● WORK INSTRUCTIONS: In the records below, pull out every line from the one containing "french-point: [212, 469, 232, 489]" down to the one containing "french-point: [564, 494, 584, 514]", both included, and reproduce them without any change.

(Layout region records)
※ ※ ※
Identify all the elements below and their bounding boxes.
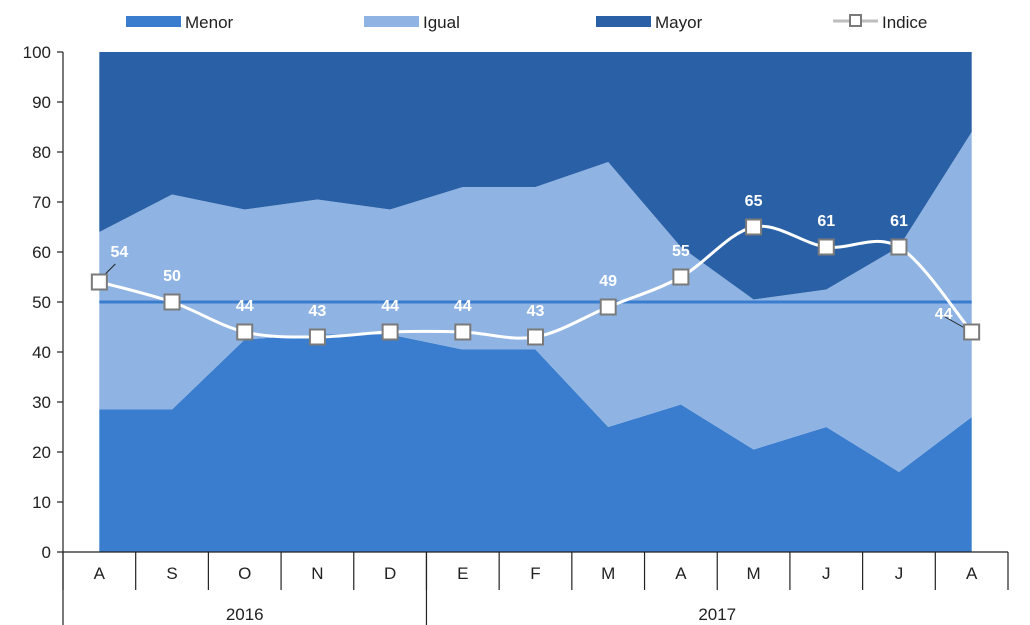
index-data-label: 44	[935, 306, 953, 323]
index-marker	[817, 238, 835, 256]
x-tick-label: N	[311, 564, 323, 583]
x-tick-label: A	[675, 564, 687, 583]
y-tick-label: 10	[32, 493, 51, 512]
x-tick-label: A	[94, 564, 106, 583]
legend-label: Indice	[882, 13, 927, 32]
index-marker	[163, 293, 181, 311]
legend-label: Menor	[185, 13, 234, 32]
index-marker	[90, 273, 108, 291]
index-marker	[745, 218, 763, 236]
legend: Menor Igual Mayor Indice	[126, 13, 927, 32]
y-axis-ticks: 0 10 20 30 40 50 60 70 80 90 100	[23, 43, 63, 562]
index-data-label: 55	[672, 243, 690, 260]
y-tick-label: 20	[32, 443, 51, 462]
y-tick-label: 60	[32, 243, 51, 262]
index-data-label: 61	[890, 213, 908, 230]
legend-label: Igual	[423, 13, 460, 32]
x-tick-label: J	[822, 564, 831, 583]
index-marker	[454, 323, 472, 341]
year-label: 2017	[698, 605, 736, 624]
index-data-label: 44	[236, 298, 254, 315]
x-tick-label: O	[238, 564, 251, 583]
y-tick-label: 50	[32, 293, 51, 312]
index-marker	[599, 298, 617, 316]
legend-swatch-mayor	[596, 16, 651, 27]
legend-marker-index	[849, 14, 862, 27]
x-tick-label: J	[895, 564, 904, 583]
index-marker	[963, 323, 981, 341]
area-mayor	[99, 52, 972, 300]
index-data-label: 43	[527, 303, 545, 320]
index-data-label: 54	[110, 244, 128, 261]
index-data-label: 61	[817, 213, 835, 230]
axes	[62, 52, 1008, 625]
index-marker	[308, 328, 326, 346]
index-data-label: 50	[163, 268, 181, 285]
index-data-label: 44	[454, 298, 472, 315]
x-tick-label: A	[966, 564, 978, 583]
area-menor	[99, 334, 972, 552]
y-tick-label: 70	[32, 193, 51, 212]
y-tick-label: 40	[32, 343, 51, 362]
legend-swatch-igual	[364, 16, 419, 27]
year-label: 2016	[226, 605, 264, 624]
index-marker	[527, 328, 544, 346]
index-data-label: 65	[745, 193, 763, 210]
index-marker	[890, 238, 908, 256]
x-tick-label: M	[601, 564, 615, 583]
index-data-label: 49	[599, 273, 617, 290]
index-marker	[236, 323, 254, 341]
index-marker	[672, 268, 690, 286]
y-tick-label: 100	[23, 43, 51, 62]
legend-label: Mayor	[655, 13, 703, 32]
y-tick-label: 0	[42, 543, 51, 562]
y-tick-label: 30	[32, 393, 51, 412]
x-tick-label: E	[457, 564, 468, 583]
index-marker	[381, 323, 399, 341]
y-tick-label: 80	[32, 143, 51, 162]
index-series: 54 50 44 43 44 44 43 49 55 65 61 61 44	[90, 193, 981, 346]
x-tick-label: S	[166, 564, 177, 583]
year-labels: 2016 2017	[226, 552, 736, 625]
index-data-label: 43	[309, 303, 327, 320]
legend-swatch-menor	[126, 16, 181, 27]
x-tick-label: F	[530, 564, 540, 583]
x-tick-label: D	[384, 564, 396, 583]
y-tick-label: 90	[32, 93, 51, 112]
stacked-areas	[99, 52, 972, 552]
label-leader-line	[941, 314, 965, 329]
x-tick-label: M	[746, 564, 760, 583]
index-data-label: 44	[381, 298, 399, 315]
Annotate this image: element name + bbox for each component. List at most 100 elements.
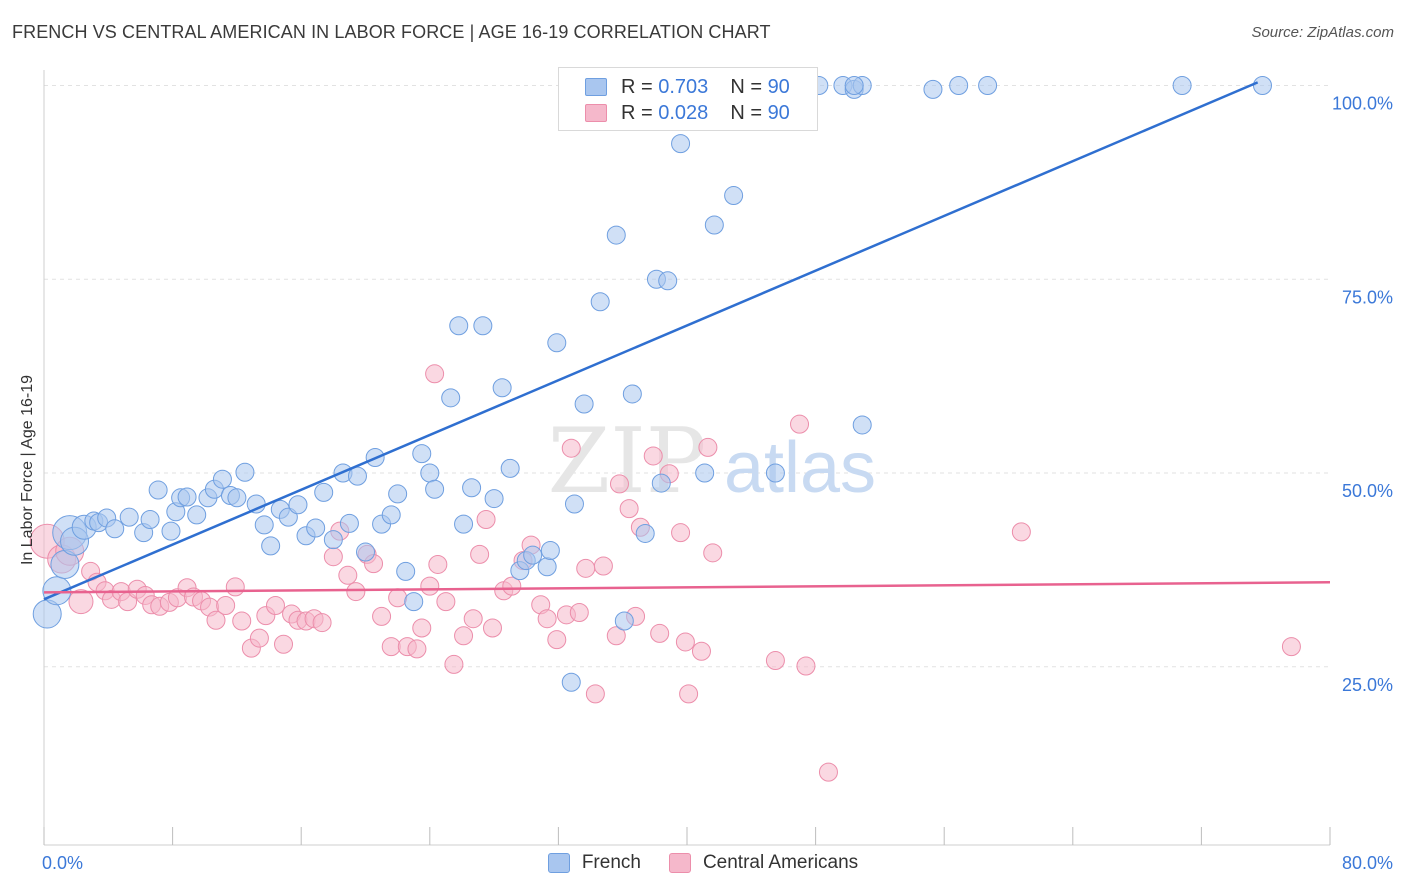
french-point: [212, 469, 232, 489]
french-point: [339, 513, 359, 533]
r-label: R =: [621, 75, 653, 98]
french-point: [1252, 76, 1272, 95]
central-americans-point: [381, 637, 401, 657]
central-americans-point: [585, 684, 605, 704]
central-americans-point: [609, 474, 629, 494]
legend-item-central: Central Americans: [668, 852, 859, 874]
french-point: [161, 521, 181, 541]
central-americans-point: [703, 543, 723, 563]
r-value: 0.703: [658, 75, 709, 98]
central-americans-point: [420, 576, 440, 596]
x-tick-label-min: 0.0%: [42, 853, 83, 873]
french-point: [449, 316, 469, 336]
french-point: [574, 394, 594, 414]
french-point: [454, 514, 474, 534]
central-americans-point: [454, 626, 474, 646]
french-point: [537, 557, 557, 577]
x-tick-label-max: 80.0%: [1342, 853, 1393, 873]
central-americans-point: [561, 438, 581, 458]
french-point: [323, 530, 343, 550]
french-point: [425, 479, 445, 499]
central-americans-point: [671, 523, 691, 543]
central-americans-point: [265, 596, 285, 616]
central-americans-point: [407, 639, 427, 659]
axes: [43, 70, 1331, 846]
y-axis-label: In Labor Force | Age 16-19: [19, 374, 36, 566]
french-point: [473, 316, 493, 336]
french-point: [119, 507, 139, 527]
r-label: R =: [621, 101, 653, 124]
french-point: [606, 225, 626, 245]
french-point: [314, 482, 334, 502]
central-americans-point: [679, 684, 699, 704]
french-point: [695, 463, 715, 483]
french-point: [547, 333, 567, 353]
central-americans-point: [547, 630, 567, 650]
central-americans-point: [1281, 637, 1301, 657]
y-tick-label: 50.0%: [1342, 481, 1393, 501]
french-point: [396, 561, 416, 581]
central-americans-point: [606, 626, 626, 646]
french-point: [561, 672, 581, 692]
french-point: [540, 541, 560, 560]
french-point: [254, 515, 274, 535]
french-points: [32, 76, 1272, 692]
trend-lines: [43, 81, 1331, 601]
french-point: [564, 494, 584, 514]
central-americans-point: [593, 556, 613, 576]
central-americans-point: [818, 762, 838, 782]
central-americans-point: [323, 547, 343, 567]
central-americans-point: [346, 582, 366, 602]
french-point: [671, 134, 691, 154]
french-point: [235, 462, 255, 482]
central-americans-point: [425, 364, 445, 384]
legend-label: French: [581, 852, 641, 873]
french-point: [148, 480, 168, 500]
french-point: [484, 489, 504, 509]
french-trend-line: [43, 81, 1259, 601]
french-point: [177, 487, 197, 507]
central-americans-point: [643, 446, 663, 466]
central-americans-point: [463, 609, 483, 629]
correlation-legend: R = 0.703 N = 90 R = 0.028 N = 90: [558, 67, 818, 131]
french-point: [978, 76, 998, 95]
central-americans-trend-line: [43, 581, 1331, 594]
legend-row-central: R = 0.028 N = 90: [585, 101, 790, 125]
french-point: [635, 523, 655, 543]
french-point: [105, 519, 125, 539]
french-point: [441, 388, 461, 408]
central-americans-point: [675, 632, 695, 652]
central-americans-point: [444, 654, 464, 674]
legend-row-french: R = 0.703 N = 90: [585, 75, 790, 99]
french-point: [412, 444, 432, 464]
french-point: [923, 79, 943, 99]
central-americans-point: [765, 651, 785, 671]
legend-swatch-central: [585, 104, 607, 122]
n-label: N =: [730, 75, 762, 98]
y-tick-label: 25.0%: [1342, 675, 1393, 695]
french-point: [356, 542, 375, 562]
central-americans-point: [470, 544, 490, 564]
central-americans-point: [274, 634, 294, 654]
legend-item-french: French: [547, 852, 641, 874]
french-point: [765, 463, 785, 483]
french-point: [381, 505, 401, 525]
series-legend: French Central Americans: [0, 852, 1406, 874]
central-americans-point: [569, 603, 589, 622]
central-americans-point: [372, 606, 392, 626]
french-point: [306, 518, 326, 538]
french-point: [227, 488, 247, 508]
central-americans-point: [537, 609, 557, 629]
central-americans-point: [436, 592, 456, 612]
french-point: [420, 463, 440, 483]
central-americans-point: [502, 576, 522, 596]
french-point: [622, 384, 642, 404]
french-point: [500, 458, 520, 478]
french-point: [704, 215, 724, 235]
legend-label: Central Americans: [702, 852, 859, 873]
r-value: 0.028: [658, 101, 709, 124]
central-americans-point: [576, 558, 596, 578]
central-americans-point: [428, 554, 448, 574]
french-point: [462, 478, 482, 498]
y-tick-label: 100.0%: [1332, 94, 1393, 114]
※ ※ ※
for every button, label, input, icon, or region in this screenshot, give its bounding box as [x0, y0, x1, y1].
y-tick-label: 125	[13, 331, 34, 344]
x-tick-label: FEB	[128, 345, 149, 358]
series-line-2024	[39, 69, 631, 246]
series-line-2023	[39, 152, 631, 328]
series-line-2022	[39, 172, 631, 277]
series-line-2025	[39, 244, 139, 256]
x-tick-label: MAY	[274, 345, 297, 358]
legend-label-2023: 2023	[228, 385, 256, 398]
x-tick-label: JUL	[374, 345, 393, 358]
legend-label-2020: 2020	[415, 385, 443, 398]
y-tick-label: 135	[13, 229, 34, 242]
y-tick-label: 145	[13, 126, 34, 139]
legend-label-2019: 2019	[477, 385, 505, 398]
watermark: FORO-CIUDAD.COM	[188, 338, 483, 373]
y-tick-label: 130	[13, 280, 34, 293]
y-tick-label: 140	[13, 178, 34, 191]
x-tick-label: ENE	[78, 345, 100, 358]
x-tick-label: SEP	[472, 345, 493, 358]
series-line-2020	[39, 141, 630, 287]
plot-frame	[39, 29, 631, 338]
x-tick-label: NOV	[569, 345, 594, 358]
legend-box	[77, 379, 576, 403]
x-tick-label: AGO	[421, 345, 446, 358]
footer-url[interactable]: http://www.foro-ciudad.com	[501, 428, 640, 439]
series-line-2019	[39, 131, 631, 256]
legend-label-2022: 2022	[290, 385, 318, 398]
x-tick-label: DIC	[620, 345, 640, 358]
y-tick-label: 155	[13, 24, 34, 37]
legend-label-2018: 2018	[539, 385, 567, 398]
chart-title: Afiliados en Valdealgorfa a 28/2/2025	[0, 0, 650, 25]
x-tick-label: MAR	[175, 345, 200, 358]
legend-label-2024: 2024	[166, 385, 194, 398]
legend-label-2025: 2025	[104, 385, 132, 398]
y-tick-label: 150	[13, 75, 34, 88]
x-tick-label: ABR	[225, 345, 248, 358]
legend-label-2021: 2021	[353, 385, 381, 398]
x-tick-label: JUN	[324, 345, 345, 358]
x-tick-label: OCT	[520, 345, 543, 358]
※ ※ ※
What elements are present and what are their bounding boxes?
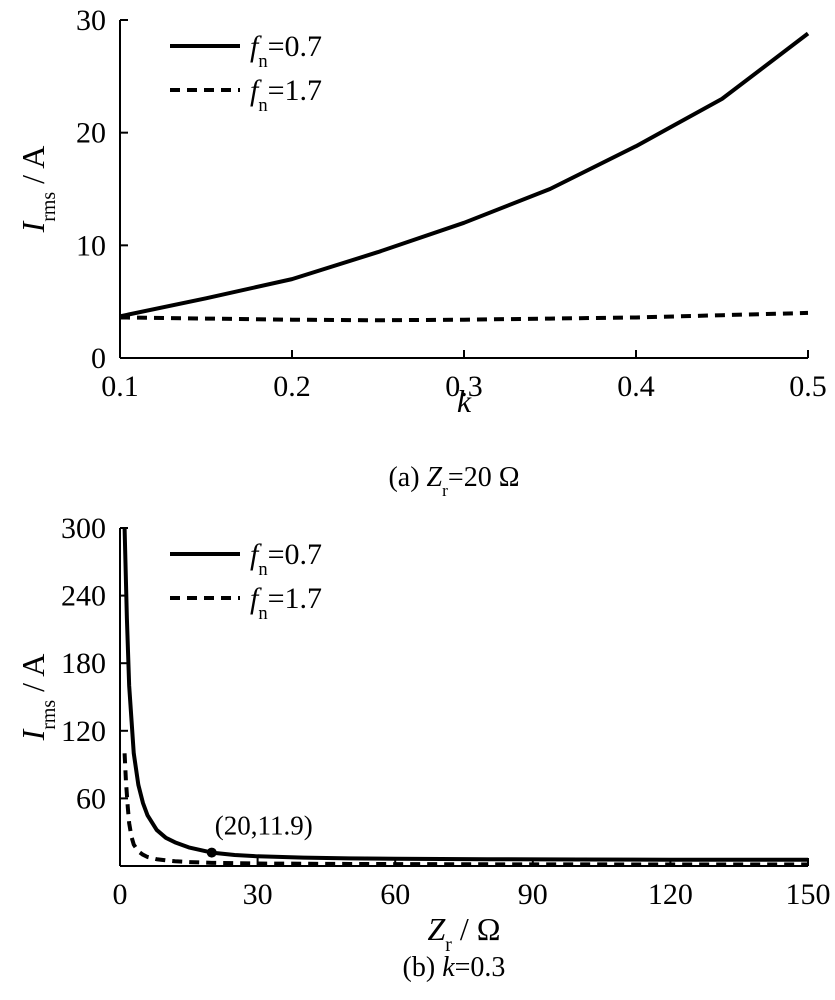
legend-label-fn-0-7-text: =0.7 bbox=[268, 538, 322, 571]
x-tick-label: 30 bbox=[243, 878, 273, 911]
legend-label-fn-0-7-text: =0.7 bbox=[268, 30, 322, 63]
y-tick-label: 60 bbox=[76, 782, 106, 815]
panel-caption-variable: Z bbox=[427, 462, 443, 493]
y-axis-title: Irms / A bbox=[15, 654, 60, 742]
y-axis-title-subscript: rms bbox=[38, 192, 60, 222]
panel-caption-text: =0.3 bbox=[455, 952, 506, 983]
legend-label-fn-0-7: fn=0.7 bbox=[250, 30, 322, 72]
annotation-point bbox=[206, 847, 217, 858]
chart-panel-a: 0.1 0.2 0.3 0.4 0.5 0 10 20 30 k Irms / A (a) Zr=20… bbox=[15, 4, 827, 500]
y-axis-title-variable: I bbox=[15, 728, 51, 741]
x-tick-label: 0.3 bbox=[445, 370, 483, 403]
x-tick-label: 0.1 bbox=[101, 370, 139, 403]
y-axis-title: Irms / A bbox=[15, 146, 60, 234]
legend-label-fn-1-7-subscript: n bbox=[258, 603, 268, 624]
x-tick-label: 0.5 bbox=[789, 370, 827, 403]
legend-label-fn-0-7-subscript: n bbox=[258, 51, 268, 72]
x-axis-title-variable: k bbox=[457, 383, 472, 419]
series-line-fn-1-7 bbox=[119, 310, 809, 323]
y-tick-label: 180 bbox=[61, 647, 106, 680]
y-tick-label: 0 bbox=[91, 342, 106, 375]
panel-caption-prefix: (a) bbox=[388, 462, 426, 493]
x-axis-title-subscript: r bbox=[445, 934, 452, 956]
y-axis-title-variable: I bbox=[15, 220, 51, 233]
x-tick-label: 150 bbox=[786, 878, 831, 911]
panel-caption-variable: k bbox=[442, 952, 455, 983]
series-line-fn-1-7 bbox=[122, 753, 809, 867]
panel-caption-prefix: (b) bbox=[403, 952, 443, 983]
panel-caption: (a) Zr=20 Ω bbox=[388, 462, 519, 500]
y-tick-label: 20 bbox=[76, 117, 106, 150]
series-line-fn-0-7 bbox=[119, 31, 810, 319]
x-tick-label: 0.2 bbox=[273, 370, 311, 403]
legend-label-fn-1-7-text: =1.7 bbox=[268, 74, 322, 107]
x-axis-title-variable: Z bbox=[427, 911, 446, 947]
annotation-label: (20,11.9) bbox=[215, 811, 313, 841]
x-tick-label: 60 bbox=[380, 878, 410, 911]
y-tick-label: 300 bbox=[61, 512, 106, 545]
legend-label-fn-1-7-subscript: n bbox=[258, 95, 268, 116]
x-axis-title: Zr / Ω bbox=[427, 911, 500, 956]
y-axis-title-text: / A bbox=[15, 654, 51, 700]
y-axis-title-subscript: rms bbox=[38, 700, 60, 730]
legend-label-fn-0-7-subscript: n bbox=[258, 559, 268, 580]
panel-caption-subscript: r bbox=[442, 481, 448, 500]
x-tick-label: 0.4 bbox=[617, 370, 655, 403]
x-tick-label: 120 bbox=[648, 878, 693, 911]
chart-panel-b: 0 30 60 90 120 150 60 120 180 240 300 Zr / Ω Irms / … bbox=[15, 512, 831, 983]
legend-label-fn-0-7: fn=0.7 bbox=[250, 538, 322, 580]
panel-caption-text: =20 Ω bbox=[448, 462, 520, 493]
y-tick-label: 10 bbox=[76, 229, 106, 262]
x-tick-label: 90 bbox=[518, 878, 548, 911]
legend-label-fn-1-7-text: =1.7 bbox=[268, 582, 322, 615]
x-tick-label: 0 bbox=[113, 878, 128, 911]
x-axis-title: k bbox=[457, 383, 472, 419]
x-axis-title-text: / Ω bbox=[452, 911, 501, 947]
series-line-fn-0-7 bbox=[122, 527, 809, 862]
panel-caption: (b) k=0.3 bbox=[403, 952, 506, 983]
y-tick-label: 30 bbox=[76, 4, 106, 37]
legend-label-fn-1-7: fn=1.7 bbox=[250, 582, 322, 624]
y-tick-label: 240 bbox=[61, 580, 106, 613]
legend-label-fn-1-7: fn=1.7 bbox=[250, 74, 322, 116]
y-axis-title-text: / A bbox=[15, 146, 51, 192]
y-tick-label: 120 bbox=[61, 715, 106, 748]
※ ※ ※
● EXERCISE RESULT:
french-point: [212, 469, 232, 489]
french-point: [339, 513, 359, 533]
r-label: R =: [621, 75, 653, 98]
french-point: [1252, 76, 1272, 95]
central-americans-point: [381, 637, 401, 657]
central-americans-point: [585, 684, 605, 704]
central-americans-point: [609, 474, 629, 494]
legend-item-central: Central Americans: [668, 852, 859, 874]
french-point: [161, 521, 181, 541]
central-americans-point: [703, 543, 723, 563]
r-value: 0.703: [658, 75, 709, 98]
central-americans-point: [420, 576, 440, 596]
x-tick-label-min: 0.0%: [42, 853, 83, 873]
french-point: [449, 316, 469, 336]
french-point: [574, 394, 594, 414]
french-point: [454, 514, 474, 534]
central-americans-point: [454, 626, 474, 646]
french-point: [537, 557, 557, 577]
x-tick-label-max: 80.0%: [1342, 853, 1393, 873]
central-americans-point: [561, 438, 581, 458]
french-point: [323, 530, 343, 550]
french-point: [425, 479, 445, 499]
central-americans-point: [671, 523, 691, 543]
central-americans-point: [265, 596, 285, 616]
central-americans-point: [407, 639, 427, 659]
axes: [43, 70, 1331, 846]
y-axis-label: In Labor Force | Age 16-19: [19, 374, 36, 566]
french-point: [473, 316, 493, 336]
french-point: [119, 507, 139, 527]
r-label: R =: [621, 101, 653, 124]
french-point: [606, 225, 626, 245]
french-point: [314, 482, 334, 502]
central-americans-point: [679, 684, 699, 704]
french-point: [695, 463, 715, 483]
french-point: [547, 333, 567, 353]
central-americans-point: [547, 630, 567, 650]
central-americans-point: [1281, 637, 1301, 657]
y-tick-label: 50.0%: [1342, 481, 1393, 501]
french-point: [396, 561, 416, 581]
central-americans-point: [606, 626, 626, 646]
french-point: [561, 672, 581, 692]
french-point: [540, 541, 560, 560]
french-point: [254, 515, 274, 535]
french-points: [32, 76, 1272, 692]
trend-lines: [43, 81, 1331, 601]
french-point: [564, 494, 584, 514]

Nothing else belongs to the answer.